## [Problem]
All lines below must be repeated exactly, with the pictures omitted.

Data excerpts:
.....
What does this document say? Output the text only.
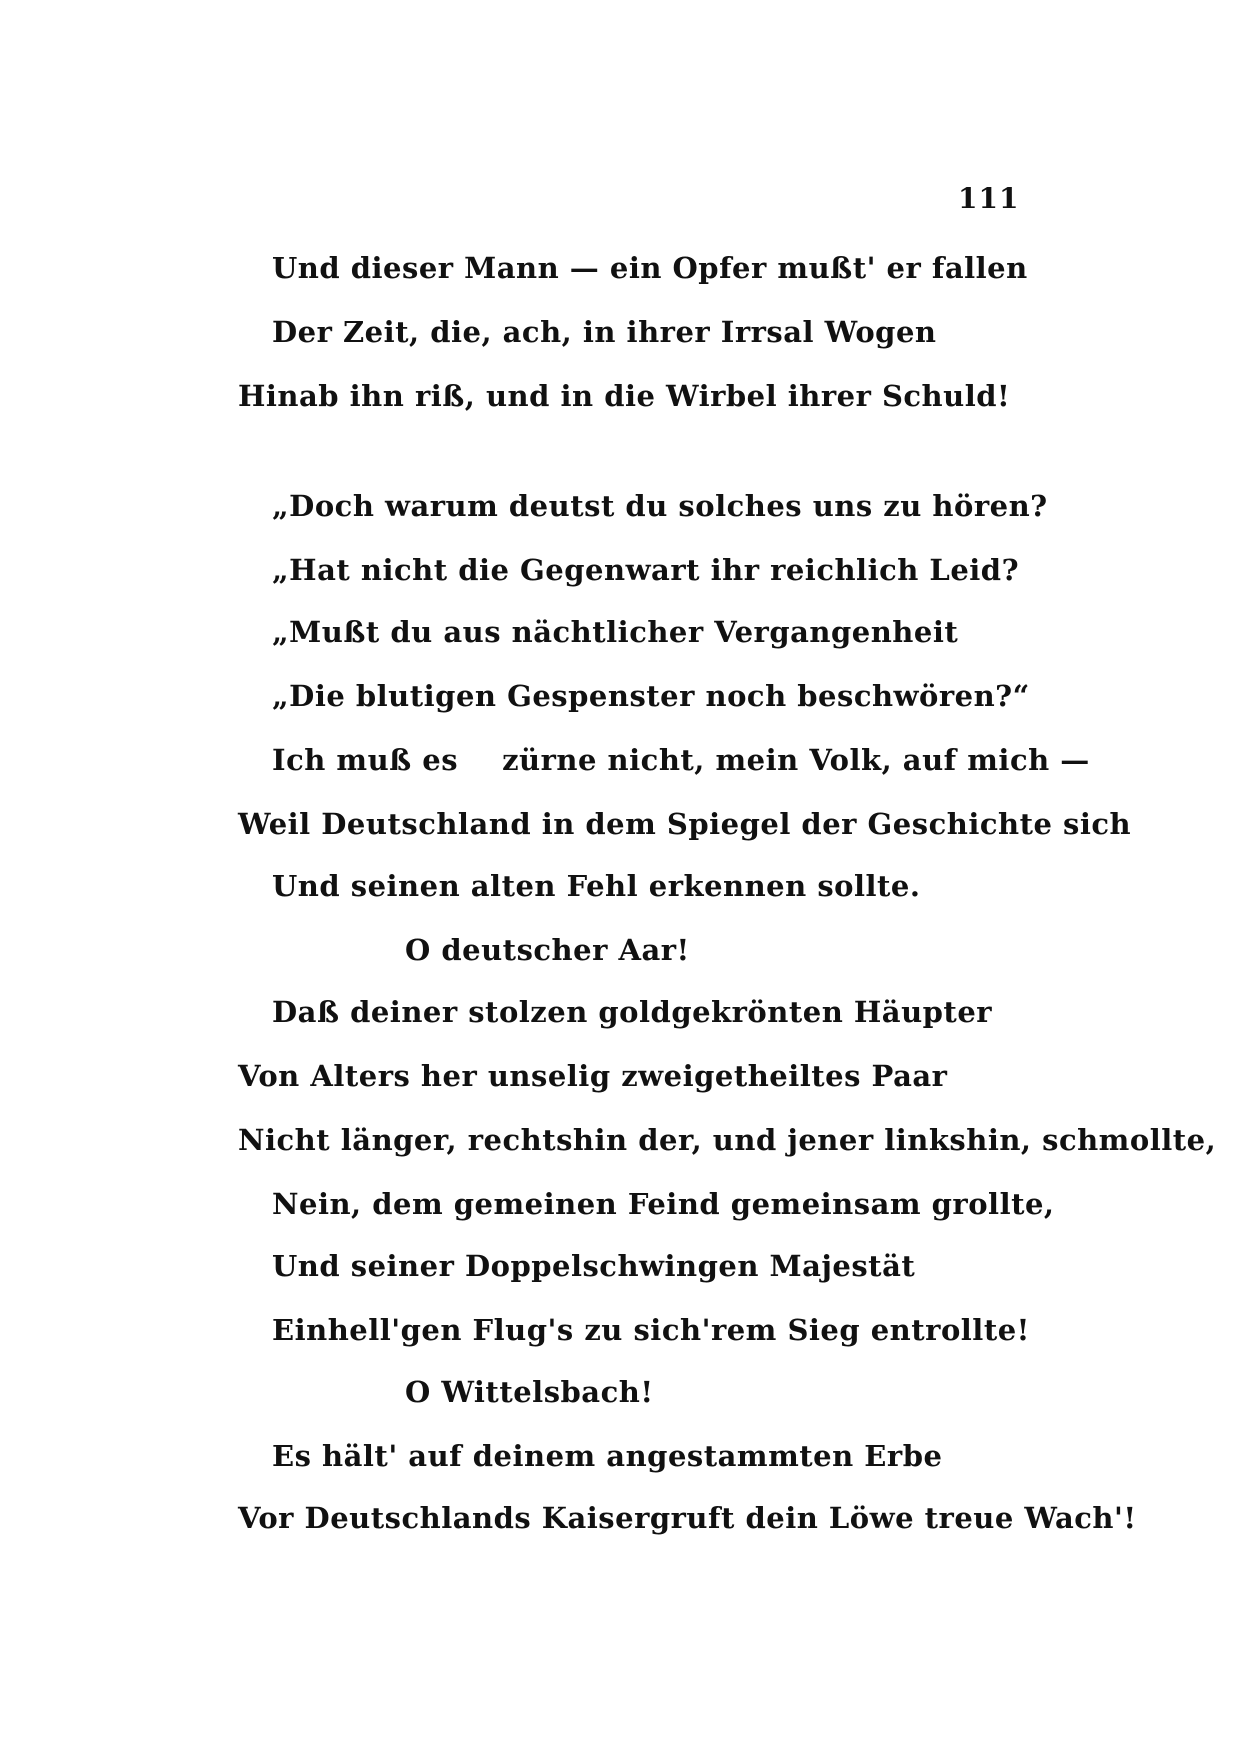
111
Und dieser Mann — ein Opfer mußt' er fallen
Der Zeit, die, ach, in ihrer Irrsal Wogen
Hinab ihn riß, und in die Wirbel ihrer Schuld!
„Doch warum deutst du solches uns zu hören?
„Hat nicht die Gegenwart ihr reichlich Leid?
„Mußt du aus nächtlicher Vergangenheit
„Die blutigen Gespenster noch beschwören?“
Ich muß es zürne nicht, mein Volk, auf mich —
Weil Deutschland in dem Spiegel der Geschichte sich
Und seinen alten Fehl erkennen sollte.
O deutscher Aar!
Daß deiner stolzen goldgekrönten Häupter
Von Alters her unselig zweigetheiltes Paar
Nicht länger, rechtshin der, und jener linkshin, schmollte,
Nein, dem gemeinen Feind gemeinsam grollte,
Und seiner Doppelschwingen Majestät
Einhell'gen Flug's zu sich'rem Sieg entrollte!
O Wittelsbach!
Es hält' auf deinem angestammten Erbe
Vor Deutschlands Kaisergruft dein Löwe treue Wach'!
.....
## [Final result]
What does this document say? Output the text only.
111
Und dieser Mann — ein Opfer mußt' er fallen
Der Zeit, die, ach, in ihrer Irrsal Wogen
Hinab ihn riß, und in die Wirbel ihrer Schuld!
„Doch warum deutst du solches uns zu hören?
„Hat nicht die Gegenwart ihr reichlich Leid?
„Mußt du aus nächtlicher Vergangenheit
„Die blutigen Gespenster noch beschwören?“
Ich muß es zürne nicht, mein Volk, auf mich —
Weil Deutschland in dem Spiegel der Geschichte sich
Und seinen alten Fehl erkennen sollte.
O deutscher Aar!
Daß deiner stolzen goldgekrönten Häupter
Von Alters her unselig zweigetheiltes Paar
Nicht länger, rechtshin der, und jener linkshin, schmollte,
Nein, dem gemeinen Feind gemeinsam grollte,
Und seiner Doppelschwingen Majestät
Einhell'gen Flug's zu sich'rem Sieg entrollte!
O Wittelsbach!
Es hält' auf deinem angestammten Erbe
Vor Deutschlands Kaisergruft dein Löwe treue Wach'!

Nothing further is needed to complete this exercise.